Data supplied start

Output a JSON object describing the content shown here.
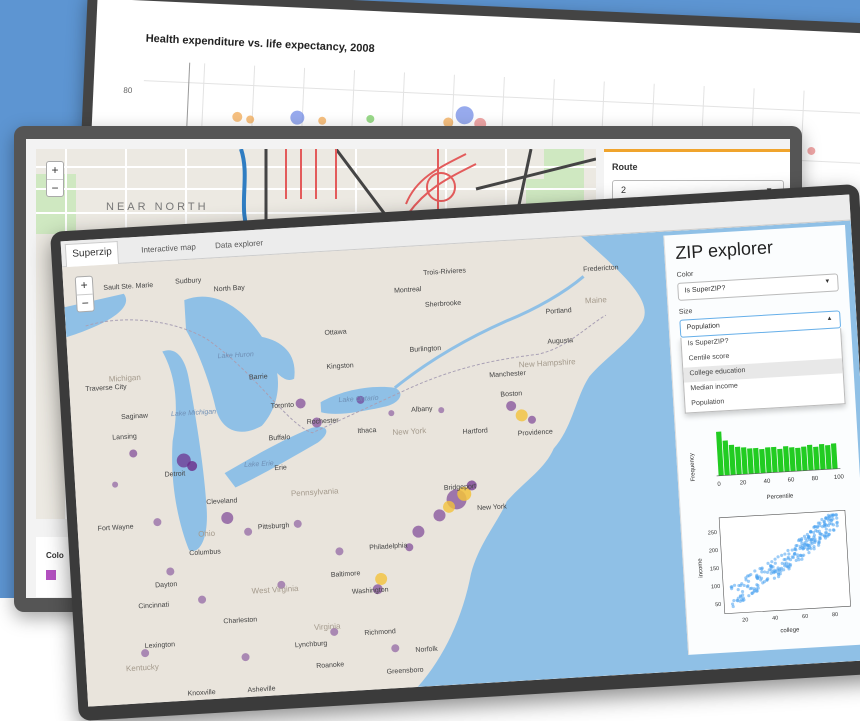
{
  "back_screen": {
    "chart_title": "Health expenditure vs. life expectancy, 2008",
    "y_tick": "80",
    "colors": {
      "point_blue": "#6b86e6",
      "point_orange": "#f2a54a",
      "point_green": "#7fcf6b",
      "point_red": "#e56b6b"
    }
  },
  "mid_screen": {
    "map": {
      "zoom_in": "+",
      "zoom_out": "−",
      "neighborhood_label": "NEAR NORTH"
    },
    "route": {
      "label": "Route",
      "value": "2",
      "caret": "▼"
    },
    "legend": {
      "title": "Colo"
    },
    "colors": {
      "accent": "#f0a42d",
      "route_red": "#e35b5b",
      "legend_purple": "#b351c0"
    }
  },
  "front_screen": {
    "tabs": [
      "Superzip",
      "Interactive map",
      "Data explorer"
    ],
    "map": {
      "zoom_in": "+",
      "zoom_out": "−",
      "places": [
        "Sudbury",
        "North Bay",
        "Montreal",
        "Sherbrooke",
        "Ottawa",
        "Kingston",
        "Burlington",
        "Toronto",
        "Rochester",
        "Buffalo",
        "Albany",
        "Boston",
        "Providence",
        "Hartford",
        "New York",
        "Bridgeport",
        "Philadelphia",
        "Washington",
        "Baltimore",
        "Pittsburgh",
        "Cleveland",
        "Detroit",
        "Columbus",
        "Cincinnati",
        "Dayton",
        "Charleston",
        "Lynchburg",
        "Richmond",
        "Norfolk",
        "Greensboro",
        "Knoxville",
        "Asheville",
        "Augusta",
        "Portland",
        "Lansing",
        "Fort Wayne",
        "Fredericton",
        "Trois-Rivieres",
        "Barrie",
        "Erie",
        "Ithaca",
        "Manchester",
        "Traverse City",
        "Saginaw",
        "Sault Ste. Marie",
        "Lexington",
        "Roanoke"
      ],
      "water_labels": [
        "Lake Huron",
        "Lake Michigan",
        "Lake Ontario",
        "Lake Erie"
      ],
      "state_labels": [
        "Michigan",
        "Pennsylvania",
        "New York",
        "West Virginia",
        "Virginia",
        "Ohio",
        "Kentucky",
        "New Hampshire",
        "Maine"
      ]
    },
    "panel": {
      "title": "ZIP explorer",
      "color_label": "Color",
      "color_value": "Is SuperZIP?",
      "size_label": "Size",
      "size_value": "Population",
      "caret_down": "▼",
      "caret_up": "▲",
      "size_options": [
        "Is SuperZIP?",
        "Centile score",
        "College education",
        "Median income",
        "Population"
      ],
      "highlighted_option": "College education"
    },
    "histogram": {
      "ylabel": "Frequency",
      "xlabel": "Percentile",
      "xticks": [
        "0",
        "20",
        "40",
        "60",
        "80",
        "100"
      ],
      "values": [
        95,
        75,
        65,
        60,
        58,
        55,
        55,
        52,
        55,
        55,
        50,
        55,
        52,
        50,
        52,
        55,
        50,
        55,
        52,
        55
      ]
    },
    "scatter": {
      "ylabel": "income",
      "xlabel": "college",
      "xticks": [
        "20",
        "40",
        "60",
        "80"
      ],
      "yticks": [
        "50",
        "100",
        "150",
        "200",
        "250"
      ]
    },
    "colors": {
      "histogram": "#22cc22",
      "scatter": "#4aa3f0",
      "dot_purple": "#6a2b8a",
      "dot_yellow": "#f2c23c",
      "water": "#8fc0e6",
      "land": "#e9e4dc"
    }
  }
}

Data supplied end

Task requirements ::
Transcribe the preceding listing in its entirety and with exact wording, leaving out pictures.

Answer for the task ::
Output a JSON object describing the content shown here.
{
  "back_screen": {
    "chart_title": "Health expenditure vs. life expectancy, 2008",
    "y_tick": "80",
    "colors": {
      "point_blue": "#6b86e6",
      "point_orange": "#f2a54a",
      "point_green": "#7fcf6b",
      "point_red": "#e56b6b"
    }
  },
  "mid_screen": {
    "map": {
      "zoom_in": "+",
      "zoom_out": "−",
      "neighborhood_label": "NEAR NORTH"
    },
    "route": {
      "label": "Route",
      "value": "2",
      "caret": "▼"
    },
    "legend": {
      "title": "Colo"
    },
    "colors": {
      "accent": "#f0a42d",
      "route_red": "#e35b5b",
      "legend_purple": "#b351c0"
    }
  },
  "front_screen": {
    "tabs": [
      "Superzip",
      "Interactive map",
      "Data explorer"
    ],
    "map": {
      "zoom_in": "+",
      "zoom_out": "−",
      "places": [
        "Sudbury",
        "North Bay",
        "Montreal",
        "Sherbrooke",
        "Ottawa",
        "Kingston",
        "Burlington",
        "Toronto",
        "Rochester",
        "Buffalo",
        "Albany",
        "Boston",
        "Providence",
        "Hartford",
        "New York",
        "Bridgeport",
        "Philadelphia",
        "Washington",
        "Baltimore",
        "Pittsburgh",
        "Cleveland",
        "Detroit",
        "Columbus",
        "Cincinnati",
        "Dayton",
        "Charleston",
        "Lynchburg",
        "Richmond",
        "Norfolk",
        "Greensboro",
        "Knoxville",
        "Asheville",
        "Augusta",
        "Portland",
        "Lansing",
        "Fort Wayne",
        "Fredericton",
        "Trois-Rivieres",
        "Barrie",
        "Erie",
        "Ithaca",
        "Manchester",
        "Traverse City",
        "Saginaw",
        "Sault Ste. Marie",
        "Lexington",
        "Roanoke"
      ],
      "water_labels": [
        "Lake Huron",
        "Lake Michigan",
        "Lake Ontario",
        "Lake Erie"
      ],
      "state_labels": [
        "Michigan",
        "Pennsylvania",
        "New York",
        "West Virginia",
        "Virginia",
        "Ohio",
        "Kentucky",
        "New Hampshire",
        "Maine"
      ]
    },
    "panel": {
      "title": "ZIP explorer",
      "color_label": "Color",
      "color_value": "Is SuperZIP?",
      "size_label": "Size",
      "size_value": "Population",
      "caret_down": "▼",
      "caret_up": "▲",
      "size_options": [
        "Is SuperZIP?",
        "Centile score",
        "College education",
        "Median income",
        "Population"
      ],
      "highlighted_option": "College education"
    },
    "histogram": {
      "ylabel": "Frequency",
      "xlabel": "Percentile",
      "xticks": [
        "0",
        "20",
        "40",
        "60",
        "80",
        "100"
      ],
      "values": [
        95,
        75,
        65,
        60,
        58,
        55,
        55,
        52,
        55,
        55,
        50,
        55,
        52,
        50,
        52,
        55,
        50,
        55,
        52,
        55
      ]
    },
    "scatter": {
      "ylabel": "income",
      "xlabel": "college",
      "xticks": [
        "20",
        "40",
        "60",
        "80"
      ],
      "yticks": [
        "50",
        "100",
        "150",
        "200",
        "250"
      ]
    },
    "colors": {
      "histogram": "#22cc22",
      "scatter": "#4aa3f0",
      "dot_purple": "#6a2b8a",
      "dot_yellow": "#f2c23c",
      "water": "#8fc0e6",
      "land": "#e9e4dc"
    }
  }
}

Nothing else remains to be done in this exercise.